'''
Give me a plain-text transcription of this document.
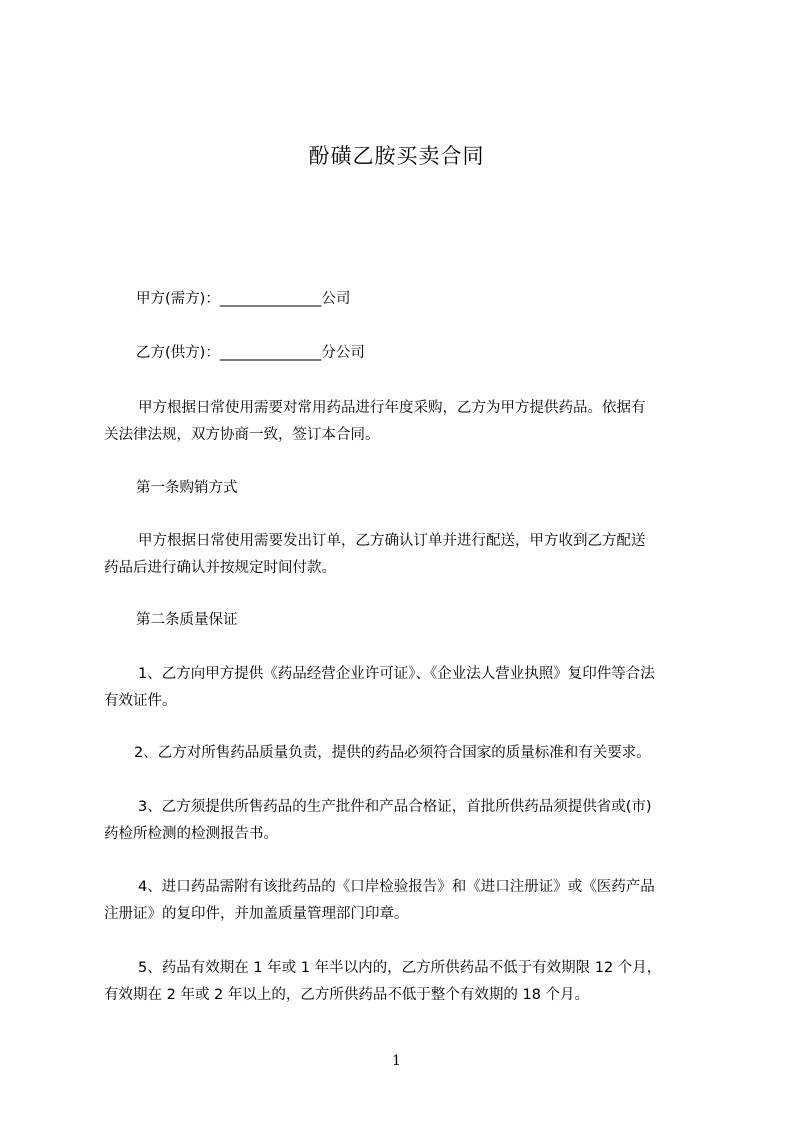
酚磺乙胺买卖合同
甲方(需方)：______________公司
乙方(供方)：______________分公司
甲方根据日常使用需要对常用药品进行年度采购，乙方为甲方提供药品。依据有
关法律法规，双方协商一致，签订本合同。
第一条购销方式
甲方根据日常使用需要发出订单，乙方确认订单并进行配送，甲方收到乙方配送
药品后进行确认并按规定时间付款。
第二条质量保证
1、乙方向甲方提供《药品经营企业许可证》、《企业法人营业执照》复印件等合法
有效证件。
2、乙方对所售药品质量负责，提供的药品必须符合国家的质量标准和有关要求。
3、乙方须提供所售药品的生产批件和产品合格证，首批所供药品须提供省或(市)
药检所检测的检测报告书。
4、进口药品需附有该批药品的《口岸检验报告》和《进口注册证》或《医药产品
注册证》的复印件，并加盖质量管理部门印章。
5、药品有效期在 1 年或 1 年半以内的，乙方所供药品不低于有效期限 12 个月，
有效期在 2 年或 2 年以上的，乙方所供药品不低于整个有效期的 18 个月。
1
'''
Would you return the data exactly as written, without the pictures?

Finished task:
Give me a plain-text transcription of this document.
酚磺乙胺买卖合同
甲方(需方)：______________公司
乙方(供方)：______________分公司
甲方根据日常使用需要对常用药品进行年度采购，乙方为甲方提供药品。依据有
关法律法规，双方协商一致，签订本合同。
第一条购销方式
甲方根据日常使用需要发出订单，乙方确认订单并进行配送，甲方收到乙方配送
药品后进行确认并按规定时间付款。
第二条质量保证
1、乙方向甲方提供《药品经营企业许可证》、《企业法人营业执照》复印件等合法
有效证件。
2、乙方对所售药品质量负责，提供的药品必须符合国家的质量标准和有关要求。
3、乙方须提供所售药品的生产批件和产品合格证，首批所供药品须提供省或(市)
药检所检测的检测报告书。
4、进口药品需附有该批药品的《口岸检验报告》和《进口注册证》或《医药产品
注册证》的复印件，并加盖质量管理部门印章。
5、药品有效期在 1 年或 1 年半以内的，乙方所供药品不低于有效期限 12 个月，
有效期在 2 年或 2 年以上的，乙方所供药品不低于整个有效期的 18 个月。
1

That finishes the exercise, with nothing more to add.